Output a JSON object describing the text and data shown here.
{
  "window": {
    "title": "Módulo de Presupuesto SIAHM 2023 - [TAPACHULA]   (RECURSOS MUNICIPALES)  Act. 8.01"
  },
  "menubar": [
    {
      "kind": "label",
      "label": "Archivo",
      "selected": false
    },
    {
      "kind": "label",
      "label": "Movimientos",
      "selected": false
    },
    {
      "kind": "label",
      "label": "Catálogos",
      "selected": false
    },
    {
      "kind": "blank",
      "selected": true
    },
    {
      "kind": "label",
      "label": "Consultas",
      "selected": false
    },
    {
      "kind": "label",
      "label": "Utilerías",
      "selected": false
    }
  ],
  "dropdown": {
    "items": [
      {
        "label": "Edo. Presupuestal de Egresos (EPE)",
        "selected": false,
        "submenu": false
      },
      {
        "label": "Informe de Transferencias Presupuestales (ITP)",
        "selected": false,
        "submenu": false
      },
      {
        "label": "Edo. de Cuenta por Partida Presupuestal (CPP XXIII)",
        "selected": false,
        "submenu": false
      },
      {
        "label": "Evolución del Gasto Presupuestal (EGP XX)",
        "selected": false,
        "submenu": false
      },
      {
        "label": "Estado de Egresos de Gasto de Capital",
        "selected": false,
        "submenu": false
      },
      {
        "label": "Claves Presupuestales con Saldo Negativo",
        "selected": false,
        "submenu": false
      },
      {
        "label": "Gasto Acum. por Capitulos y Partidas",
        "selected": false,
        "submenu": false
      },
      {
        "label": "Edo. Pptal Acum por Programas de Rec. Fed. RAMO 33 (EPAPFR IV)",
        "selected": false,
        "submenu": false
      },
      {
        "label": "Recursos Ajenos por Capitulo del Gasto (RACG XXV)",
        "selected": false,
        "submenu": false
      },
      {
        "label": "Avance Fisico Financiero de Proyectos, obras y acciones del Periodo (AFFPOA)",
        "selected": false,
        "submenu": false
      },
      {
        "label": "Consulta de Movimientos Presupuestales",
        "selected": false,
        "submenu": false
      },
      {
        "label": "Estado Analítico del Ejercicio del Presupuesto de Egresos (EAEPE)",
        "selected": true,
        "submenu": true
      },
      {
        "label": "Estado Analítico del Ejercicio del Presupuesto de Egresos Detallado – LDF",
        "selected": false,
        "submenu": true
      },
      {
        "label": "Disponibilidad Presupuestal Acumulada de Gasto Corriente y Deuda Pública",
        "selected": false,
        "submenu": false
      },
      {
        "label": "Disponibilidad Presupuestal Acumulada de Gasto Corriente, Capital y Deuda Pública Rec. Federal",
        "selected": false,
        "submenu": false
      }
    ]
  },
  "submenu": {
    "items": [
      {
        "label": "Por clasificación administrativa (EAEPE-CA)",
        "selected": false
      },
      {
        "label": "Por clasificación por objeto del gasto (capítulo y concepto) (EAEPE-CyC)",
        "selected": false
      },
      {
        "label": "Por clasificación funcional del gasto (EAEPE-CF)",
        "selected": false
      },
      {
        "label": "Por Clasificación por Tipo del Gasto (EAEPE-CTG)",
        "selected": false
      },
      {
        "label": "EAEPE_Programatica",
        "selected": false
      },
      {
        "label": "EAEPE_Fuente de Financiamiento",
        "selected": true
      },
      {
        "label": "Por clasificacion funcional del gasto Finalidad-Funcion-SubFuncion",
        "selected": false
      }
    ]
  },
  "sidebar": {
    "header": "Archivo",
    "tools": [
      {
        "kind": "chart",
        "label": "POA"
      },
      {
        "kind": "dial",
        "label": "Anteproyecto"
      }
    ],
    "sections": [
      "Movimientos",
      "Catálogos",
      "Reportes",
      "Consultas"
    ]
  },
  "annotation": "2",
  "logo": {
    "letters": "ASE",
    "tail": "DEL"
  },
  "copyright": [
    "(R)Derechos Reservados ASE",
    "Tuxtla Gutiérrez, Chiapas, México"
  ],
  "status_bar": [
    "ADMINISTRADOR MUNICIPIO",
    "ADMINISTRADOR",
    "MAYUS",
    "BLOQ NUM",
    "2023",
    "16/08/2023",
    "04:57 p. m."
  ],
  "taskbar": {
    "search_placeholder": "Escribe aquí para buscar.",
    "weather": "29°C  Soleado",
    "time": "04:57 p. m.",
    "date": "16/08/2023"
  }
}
==============================
Retype all of the material, keeping each line exact.

Output a JSON object describing the text and data shown here.
{
  "window": {
    "title": "Módulo de Presupuesto SIAHM 2023 - [TAPACHULA]   (RECURSOS MUNICIPALES)  Act. 8.01"
  },
  "menubar": [
    {
      "kind": "label",
      "label": "Archivo",
      "selected": false
    },
    {
      "kind": "label",
      "label": "Movimientos",
      "selected": false
    },
    {
      "kind": "label",
      "label": "Catálogos",
      "selected": false
    },
    {
      "kind": "blank",
      "selected": true
    },
    {
      "kind": "label",
      "label": "Consultas",
      "selected": false
    },
    {
      "kind": "label",
      "label": "Utilerías",
      "selected": false
    }
  ],
  "dropdown": {
    "items": [
      {
        "label": "Edo. Presupuestal de Egresos (EPE)",
        "selected": false,
        "submenu": false
      },
      {
        "label": "Informe de Transferencias Presupuestales (ITP)",
        "selected": false,
        "submenu": false
      },
      {
        "label": "Edo. de Cuenta por Partida Presupuestal (CPP XXIII)",
        "selected": false,
        "submenu": false
      },
      {
        "label": "Evolución del Gasto Presupuestal (EGP XX)",
        "selected": false,
        "submenu": false
      },
      {
        "label": "Estado de Egresos de Gasto de Capital",
        "selected": false,
        "submenu": false
      },
      {
        "label": "Claves Presupuestales con Saldo Negativo",
        "selected": false,
        "submenu": false
      },
      {
        "label": "Gasto Acum. por Capitulos y Partidas",
        "selected": false,
        "submenu": false
      },
      {
        "label": "Edo. Pptal Acum por Programas de Rec. Fed. RAMO 33 (EPAPFR IV)",
        "selected": false,
        "submenu": false
      },
      {
        "label": "Recursos Ajenos por Capitulo del Gasto (RACG XXV)",
        "selected": false,
        "submenu": false
      },
      {
        "label": "Avance Fisico Financiero de Proyectos, obras y acciones del Periodo (AFFPOA)",
        "selected": false,
        "submenu": false
      },
      {
        "label": "Consulta de Movimientos Presupuestales",
        "selected": false,
        "submenu": false
      },
      {
        "label": "Estado Analítico del Ejercicio del Presupuesto de Egresos (EAEPE)",
        "selected": true,
        "submenu": true
      },
      {
        "label": "Estado Analítico del Ejercicio del Presupuesto de Egresos Detallado – LDF",
        "selected": false,
        "submenu": true
      },
      {
        "label": "Disponibilidad Presupuestal Acumulada de Gasto Corriente y Deuda Pública",
        "selected": false,
        "submenu": false
      },
      {
        "label": "Disponibilidad Presupuestal Acumulada de Gasto Corriente, Capital y Deuda Pública Rec. Federal",
        "selected": false,
        "submenu": false
      }
    ]
  },
  "submenu": {
    "items": [
      {
        "label": "Por clasificación administrativa (EAEPE-CA)",
        "selected": false
      },
      {
        "label": "Por clasificación por objeto del gasto (capítulo y concepto) (EAEPE-CyC)",
        "selected": false
      },
      {
        "label": "Por clasificación funcional del gasto (EAEPE-CF)",
        "selected": false
      },
      {
        "label": "Por Clasificación por Tipo del Gasto (EAEPE-CTG)",
        "selected": false
      },
      {
        "label": "EAEPE_Programatica",
        "selected": false
      },
      {
        "label": "EAEPE_Fuente de Financiamiento",
        "selected": true
      },
      {
        "label": "Por clasificacion funcional del gasto Finalidad-Funcion-SubFuncion",
        "selected": false
      }
    ]
  },
  "sidebar": {
    "header": "Archivo",
    "tools": [
      {
        "kind": "chart",
        "label": "POA"
      },
      {
        "kind": "dial",
        "label": "Anteproyecto"
      }
    ],
    "sections": [
      "Movimientos",
      "Catálogos",
      "Reportes",
      "Consultas"
    ]
  },
  "annotation": "2",
  "logo": {
    "letters": "ASE",
    "tail": "DEL"
  },
  "copyright": [
    "(R)Derechos Reservados ASE",
    "Tuxtla Gutiérrez, Chiapas, México"
  ],
  "status_bar": [
    "ADMINISTRADOR MUNICIPIO",
    "ADMINISTRADOR",
    "MAYUS",
    "BLOQ NUM",
    "2023",
    "16/08/2023",
    "04:57 p. m."
  ],
  "taskbar": {
    "search_placeholder": "Escribe aquí para buscar.",
    "weather": "29°C  Soleado",
    "time": "04:57 p. m.",
    "date": "16/08/2023"
  }
}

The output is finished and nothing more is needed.